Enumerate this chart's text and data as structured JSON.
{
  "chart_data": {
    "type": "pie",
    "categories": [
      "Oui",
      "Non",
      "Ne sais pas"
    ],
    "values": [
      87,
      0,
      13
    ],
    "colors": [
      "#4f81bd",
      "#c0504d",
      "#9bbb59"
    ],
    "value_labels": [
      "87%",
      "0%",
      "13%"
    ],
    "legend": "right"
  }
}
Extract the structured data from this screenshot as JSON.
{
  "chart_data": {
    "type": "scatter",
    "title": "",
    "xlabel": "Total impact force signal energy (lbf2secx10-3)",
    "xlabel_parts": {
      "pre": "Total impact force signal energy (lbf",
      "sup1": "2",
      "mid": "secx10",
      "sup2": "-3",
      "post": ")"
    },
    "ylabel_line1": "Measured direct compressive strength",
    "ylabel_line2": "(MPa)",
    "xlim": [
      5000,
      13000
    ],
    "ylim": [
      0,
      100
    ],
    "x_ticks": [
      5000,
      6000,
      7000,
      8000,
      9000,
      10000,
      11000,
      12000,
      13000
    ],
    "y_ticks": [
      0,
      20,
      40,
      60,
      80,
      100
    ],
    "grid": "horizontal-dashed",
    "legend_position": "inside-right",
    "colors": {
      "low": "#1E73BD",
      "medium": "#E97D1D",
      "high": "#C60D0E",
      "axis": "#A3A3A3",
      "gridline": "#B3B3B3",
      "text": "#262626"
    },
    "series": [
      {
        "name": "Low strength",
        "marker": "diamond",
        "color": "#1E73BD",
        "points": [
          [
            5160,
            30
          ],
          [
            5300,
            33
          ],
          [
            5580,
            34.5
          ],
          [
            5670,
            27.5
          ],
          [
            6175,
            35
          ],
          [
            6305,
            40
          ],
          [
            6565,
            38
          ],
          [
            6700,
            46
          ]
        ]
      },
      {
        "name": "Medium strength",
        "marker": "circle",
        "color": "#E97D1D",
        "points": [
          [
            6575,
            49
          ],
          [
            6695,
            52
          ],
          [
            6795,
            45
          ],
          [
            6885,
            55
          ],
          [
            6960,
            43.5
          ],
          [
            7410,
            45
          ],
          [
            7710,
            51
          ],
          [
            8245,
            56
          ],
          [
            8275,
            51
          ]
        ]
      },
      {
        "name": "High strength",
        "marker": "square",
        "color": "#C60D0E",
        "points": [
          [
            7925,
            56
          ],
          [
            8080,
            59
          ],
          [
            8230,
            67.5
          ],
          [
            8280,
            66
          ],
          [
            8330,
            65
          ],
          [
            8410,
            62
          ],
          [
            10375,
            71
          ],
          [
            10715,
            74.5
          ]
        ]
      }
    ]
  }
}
☆ ☆ ☆ ☆
Check each line above for the string "right" and show the ones that have it.

**Answer to the task**
    "legend": "right"
    "legend_position": "inside-right",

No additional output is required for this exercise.